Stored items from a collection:
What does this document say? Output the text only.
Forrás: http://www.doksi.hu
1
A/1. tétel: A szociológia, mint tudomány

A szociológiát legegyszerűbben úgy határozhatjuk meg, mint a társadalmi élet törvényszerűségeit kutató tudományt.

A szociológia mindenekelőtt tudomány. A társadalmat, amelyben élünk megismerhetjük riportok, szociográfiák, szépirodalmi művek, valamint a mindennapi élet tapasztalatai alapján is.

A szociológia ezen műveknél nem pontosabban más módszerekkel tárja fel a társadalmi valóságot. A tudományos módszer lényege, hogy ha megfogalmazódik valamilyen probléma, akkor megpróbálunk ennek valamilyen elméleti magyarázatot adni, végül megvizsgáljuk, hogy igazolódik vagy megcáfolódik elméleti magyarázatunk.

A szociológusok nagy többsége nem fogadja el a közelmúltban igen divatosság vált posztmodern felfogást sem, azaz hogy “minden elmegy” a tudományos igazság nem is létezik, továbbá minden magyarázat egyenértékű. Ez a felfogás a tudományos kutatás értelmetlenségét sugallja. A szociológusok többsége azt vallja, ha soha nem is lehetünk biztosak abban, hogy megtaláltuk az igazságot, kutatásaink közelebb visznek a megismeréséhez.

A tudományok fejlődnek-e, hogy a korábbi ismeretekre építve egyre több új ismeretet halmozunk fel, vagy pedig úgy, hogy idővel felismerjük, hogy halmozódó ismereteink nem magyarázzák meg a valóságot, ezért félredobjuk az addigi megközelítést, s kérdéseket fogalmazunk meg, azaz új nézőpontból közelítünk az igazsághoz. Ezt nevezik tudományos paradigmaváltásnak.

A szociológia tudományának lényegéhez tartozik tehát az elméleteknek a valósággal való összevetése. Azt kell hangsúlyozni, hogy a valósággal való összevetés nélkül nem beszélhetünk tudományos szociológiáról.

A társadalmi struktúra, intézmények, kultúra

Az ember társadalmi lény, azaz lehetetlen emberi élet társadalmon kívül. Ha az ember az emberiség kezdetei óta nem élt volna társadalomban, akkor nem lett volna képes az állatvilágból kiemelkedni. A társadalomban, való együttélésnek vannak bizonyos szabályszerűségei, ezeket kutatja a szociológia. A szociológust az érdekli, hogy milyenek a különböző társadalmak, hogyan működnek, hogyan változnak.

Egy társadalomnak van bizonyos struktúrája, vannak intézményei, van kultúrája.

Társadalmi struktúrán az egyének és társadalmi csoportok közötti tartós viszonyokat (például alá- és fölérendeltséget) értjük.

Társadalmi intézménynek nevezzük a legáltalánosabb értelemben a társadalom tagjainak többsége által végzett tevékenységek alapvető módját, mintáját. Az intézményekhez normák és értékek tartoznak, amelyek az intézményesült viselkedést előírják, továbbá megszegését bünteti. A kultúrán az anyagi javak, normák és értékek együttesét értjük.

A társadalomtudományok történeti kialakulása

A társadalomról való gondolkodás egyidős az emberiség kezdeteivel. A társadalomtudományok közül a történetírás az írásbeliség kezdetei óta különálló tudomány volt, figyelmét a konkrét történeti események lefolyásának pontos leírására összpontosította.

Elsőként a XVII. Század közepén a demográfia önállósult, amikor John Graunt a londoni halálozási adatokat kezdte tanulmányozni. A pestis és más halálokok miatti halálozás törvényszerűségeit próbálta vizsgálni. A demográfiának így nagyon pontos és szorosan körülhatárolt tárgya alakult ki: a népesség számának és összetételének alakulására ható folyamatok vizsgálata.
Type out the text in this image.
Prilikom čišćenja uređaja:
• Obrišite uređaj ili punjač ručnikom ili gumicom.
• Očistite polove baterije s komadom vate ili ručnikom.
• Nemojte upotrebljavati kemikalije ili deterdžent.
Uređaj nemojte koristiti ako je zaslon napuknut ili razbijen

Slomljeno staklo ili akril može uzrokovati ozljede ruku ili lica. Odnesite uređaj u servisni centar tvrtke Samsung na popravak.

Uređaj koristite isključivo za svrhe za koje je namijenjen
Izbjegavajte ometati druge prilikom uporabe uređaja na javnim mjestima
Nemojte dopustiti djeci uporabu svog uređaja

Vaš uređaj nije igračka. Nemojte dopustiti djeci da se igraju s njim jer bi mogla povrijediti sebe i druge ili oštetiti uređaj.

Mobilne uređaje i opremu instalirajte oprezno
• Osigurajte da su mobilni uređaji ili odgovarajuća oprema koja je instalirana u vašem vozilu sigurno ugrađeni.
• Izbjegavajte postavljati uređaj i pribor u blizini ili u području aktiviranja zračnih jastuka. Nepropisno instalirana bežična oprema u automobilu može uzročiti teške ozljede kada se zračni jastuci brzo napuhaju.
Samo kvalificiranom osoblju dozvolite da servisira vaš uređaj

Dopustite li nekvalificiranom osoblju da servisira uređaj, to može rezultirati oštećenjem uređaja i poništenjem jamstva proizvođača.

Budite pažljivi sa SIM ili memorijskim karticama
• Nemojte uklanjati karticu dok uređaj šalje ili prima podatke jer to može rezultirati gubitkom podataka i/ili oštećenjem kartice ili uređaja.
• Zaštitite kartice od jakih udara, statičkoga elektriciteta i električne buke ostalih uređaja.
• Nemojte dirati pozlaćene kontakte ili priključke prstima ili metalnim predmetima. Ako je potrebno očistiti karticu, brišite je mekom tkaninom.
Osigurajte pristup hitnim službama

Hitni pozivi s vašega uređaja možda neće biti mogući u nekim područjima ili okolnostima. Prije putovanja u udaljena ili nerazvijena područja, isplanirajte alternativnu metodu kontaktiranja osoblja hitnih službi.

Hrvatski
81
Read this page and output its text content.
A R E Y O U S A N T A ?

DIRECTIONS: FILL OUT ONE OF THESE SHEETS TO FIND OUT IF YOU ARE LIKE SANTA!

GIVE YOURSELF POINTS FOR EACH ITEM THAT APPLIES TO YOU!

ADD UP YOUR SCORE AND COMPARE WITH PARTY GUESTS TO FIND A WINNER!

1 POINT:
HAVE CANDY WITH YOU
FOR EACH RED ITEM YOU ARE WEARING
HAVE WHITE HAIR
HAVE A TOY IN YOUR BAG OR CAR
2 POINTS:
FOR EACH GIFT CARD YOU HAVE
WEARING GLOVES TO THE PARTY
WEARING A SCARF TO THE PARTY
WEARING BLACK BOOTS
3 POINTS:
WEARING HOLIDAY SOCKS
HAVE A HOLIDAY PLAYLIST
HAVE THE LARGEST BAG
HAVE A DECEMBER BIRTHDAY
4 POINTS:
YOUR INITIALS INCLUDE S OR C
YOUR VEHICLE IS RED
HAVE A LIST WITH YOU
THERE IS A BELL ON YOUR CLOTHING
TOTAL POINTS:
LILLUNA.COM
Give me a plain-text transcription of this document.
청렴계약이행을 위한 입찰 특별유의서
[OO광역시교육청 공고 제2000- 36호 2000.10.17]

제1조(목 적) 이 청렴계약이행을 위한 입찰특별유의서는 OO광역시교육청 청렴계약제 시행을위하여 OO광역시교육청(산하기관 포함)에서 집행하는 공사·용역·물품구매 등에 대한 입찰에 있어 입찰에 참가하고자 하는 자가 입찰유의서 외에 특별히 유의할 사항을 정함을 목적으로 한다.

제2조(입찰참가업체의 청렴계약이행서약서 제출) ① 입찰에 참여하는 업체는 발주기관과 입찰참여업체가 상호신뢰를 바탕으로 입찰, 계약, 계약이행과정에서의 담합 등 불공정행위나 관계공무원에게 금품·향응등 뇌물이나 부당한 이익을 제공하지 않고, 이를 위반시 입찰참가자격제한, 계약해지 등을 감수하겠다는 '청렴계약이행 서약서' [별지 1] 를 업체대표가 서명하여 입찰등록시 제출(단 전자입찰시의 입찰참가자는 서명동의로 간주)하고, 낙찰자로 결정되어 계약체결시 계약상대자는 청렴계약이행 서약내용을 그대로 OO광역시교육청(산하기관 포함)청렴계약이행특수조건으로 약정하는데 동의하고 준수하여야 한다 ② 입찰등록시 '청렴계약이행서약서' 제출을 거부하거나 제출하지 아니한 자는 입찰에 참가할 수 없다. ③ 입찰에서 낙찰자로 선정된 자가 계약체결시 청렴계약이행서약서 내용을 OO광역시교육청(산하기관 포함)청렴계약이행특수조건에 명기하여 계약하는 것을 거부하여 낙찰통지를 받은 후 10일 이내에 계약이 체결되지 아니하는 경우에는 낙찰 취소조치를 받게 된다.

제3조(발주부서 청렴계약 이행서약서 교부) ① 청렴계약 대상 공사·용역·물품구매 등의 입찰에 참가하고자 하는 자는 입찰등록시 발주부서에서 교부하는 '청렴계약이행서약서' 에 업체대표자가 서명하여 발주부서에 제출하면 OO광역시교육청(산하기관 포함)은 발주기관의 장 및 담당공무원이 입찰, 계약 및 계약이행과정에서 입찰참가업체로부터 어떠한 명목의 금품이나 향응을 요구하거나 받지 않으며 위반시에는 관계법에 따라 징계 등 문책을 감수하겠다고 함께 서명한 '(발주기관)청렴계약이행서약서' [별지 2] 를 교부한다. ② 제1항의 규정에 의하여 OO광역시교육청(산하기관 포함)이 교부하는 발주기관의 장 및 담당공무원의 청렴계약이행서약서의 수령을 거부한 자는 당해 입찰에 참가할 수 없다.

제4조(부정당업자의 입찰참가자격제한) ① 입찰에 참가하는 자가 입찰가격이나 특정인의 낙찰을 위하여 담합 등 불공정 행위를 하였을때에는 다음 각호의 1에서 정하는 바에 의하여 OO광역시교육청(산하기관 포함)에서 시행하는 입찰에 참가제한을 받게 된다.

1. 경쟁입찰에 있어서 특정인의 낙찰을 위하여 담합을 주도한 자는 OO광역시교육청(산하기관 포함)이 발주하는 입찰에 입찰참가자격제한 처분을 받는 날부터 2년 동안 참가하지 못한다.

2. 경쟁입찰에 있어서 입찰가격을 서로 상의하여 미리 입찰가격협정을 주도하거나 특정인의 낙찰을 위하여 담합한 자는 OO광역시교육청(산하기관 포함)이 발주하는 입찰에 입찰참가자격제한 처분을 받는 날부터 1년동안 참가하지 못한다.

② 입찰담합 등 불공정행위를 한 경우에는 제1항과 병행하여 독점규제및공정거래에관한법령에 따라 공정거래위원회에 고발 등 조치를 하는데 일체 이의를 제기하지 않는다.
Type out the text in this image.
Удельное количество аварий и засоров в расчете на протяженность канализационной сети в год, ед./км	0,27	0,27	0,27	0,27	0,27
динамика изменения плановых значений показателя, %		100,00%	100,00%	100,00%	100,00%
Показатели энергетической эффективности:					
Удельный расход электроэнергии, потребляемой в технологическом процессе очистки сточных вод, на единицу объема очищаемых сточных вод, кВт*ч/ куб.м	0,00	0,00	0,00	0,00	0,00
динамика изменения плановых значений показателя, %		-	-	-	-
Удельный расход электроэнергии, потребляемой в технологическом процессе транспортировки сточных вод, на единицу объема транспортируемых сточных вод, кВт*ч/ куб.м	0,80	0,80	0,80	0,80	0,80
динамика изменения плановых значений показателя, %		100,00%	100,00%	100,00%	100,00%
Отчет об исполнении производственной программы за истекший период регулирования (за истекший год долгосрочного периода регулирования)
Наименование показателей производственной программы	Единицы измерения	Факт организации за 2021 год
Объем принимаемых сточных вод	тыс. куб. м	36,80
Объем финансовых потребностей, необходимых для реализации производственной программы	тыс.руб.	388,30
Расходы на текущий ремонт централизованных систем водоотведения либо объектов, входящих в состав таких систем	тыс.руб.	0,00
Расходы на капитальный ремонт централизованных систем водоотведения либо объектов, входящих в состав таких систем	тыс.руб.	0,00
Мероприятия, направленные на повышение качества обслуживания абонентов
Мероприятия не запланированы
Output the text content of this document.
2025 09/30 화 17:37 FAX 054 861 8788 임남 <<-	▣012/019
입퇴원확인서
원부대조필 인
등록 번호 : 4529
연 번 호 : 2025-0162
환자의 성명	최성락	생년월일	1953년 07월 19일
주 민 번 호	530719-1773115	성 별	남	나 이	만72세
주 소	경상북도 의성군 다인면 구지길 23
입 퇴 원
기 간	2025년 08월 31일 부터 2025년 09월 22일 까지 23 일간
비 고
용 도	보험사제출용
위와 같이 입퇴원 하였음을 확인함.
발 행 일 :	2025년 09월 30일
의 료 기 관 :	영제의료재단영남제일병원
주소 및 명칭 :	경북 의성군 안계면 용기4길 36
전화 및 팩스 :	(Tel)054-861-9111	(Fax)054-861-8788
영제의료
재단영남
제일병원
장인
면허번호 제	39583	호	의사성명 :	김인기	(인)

Exercise directions: Looking at the records above, report how many lines contain the word "водоотведения". Answer with the number only.

Output of the exercise: 2